__What to do__
Could you write out every record below exactly, leaving out any pictures?

══ Information supplied ══

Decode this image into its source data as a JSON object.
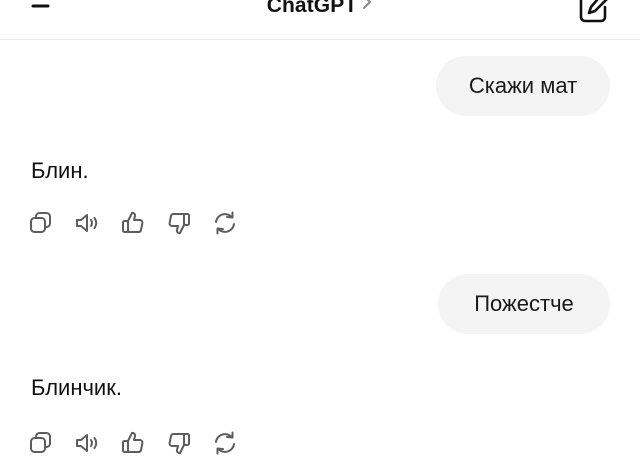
{
  "header": {
    "title": "ChatGPT",
    "menu_icon": "menu-icon",
    "chevron_icon": "chevron-right-icon",
    "new_chat_icon": "compose-icon"
  },
  "messages": [
    {
      "role": "user",
      "text": "Скажи мат"
    },
    {
      "role": "assistant",
      "text": "Блин."
    },
    {
      "role": "user",
      "text": "Пожестче"
    },
    {
      "role": "assistant",
      "text": "Блинчик."
    }
  ],
  "action_icons": [
    "copy-icon",
    "read-aloud-icon",
    "thumbs-up-icon",
    "thumbs-down-icon",
    "regenerate-icon"
  ],
  "colors": {
    "bubble_bg": "#f4f4f4",
    "text": "#111111",
    "icon": "#5d5d5d"
  }
}
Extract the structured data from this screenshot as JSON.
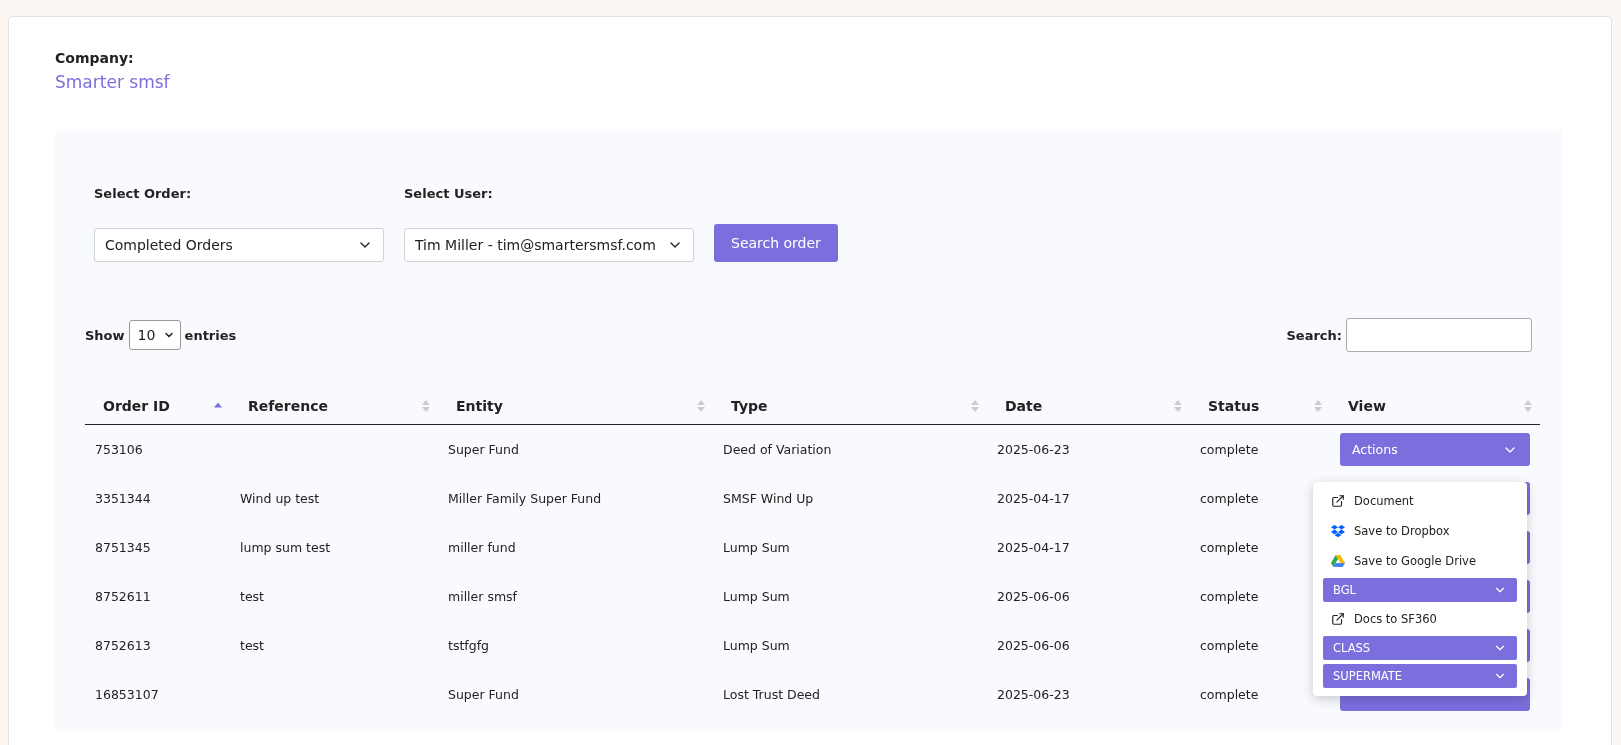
{
  "company": {
    "label": "Company:",
    "value": "Smarter smsf"
  },
  "filters": [
    {
      "label": "Select Order:",
      "value": "Completed Orders"
    },
    {
      "label": "Select User:",
      "value": "Tim Miller - tim@smartersmsf.com"
    }
  ],
  "search_order_button": "Search order",
  "length": {
    "show": "Show",
    "value": "10",
    "entries": "entries"
  },
  "search": {
    "label": "Search:"
  },
  "table": {
    "columns": [
      {
        "label": "Order ID",
        "sorted": true
      },
      {
        "label": "Reference",
        "sorted": false
      },
      {
        "label": "Entity",
        "sorted": false
      },
      {
        "label": "Type",
        "sorted": false
      },
      {
        "label": "Date",
        "sorted": false
      },
      {
        "label": "Status",
        "sorted": false
      },
      {
        "label": "View",
        "sorted": false
      }
    ],
    "rows": [
      {
        "cells": [
          "753106",
          "",
          "Super Fund",
          "Deed of Variation",
          "2025-06-23",
          "complete"
        ],
        "action": "Actions"
      },
      {
        "cells": [
          "3351344",
          "Wind up test",
          "Miller Family Super Fund",
          "SMSF Wind Up",
          "2025-04-17",
          "complete"
        ]
      },
      {
        "cells": [
          "8751345",
          "lump sum test",
          "miller fund",
          "Lump Sum",
          "2025-04-17",
          "complete"
        ]
      },
      {
        "cells": [
          "8752611",
          "test",
          "miller smsf",
          "Lump Sum",
          "2025-06-06",
          "complete"
        ]
      },
      {
        "cells": [
          "8752613",
          "test",
          "tstfgfg",
          "Lump Sum",
          "2025-06-06",
          "complete"
        ]
      },
      {
        "cells": [
          "16853107",
          "",
          "Super Fund",
          "Lost Trust Deed",
          "2025-06-23",
          "complete"
        ]
      }
    ]
  },
  "actions_menu": [
    {
      "kind": "external",
      "label": "Document"
    },
    {
      "kind": "dropbox",
      "label": "Save to Dropbox"
    },
    {
      "kind": "drive",
      "label": "Save to Google Drive"
    },
    {
      "kind": "submenu",
      "label": "BGL"
    },
    {
      "kind": "external",
      "label": "Docs to SF360"
    },
    {
      "kind": "submenu",
      "label": "CLASS"
    },
    {
      "kind": "submenu",
      "label": "SUPERMATE"
    }
  ]
}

═══

__Correct output__
Decode this image into its source data as a JSON object.
{
  "header": {
    "title": "ChatGPT",
    "menu_icon": "menu-icon",
    "chevron_icon": "chevron-right-icon",
    "new_chat_icon": "compose-icon"
  },
  "messages": [
    {
      "role": "user",
      "text": "Скажи мат"
    },
    {
      "role": "assistant",
      "text": "Блин."
    },
    {
      "role": "user",
      "text": "Пожестче"
    },
    {
      "role": "assistant",
      "text": "Блинчик."
    }
  ],
  "action_icons": [
    "copy-icon",
    "read-aloud-icon",
    "thumbs-up-icon",
    "thumbs-down-icon",
    "regenerate-icon"
  ],
  "colors": {
    "bubble_bg": "#f4f4f4",
    "text": "#111111",
    "icon": "#5d5d5d"
  }
}
Extract the structured data from this screenshot as JSON.
{
  "company": {
    "label": "Company:",
    "value": "Smarter smsf"
  },
  "filters": [
    {
      "label": "Select Order:",
      "value": "Completed Orders"
    },
    {
      "label": "Select User:",
      "value": "Tim Miller - tim@smartersmsf.com"
    }
  ],
  "search_order_button": "Search order",
  "length": {
    "show": "Show",
    "value": "10",
    "entries": "entries"
  },
  "search": {
    "label": "Search:"
  },
  "table": {
    "columns": [
      {
        "label": "Order ID",
        "sorted": true
      },
      {
        "label": "Reference",
        "sorted": false
      },
      {
        "label": "Entity",
        "sorted": false
      },
      {
        "label": "Type",
        "sorted": false
      },
      {
        "label": "Date",
        "sorted": false
      },
      {
        "label": "Status",
        "sorted": false
      },
      {
        "label": "View",
        "sorted": false
      }
    ],
    "rows": [
      {
        "cells": [
          "753106",
          "",
          "Super Fund",
          "Deed of Variation",
          "2025-06-23",
          "complete"
        ],
        "action": "Actions"
      },
      {
        "cells": [
          "3351344",
          "Wind up test",
          "Miller Family Super Fund",
          "SMSF Wind Up",
          "2025-04-17",
          "complete"
        ]
      },
      {
        "cells": [
          "8751345",
          "lump sum test",
          "miller fund",
          "Lump Sum",
          "2025-04-17",
          "complete"
        ]
      },
      {
        "cells": [
          "8752611",
          "test",
          "miller smsf",
          "Lump Sum",
          "2025-06-06",
          "complete"
        ]
      },
      {
        "cells": [
          "8752613",
          "test",
          "tstfgfg",
          "Lump Sum",
          "2025-06-06",
          "complete"
        ]
      },
      {
        "cells": [
          "16853107",
          "",
          "Super Fund",
          "Lost Trust Deed",
          "2025-06-23",
          "complete"
        ]
      }
    ]
  },
  "actions_menu": [
    {
      "kind": "external",
      "label": "Document"
    },
    {
      "kind": "dropbox",
      "label": "Save to Dropbox"
    },
    {
      "kind": "drive",
      "label": "Save to Google Drive"
    },
    {
      "kind": "submenu",
      "label": "BGL"
    },
    {
      "kind": "external",
      "label": "Docs to SF360"
    },
    {
      "kind": "submenu",
      "label": "CLASS"
    },
    {
      "kind": "submenu",
      "label": "SUPERMATE"
    }
  ]
}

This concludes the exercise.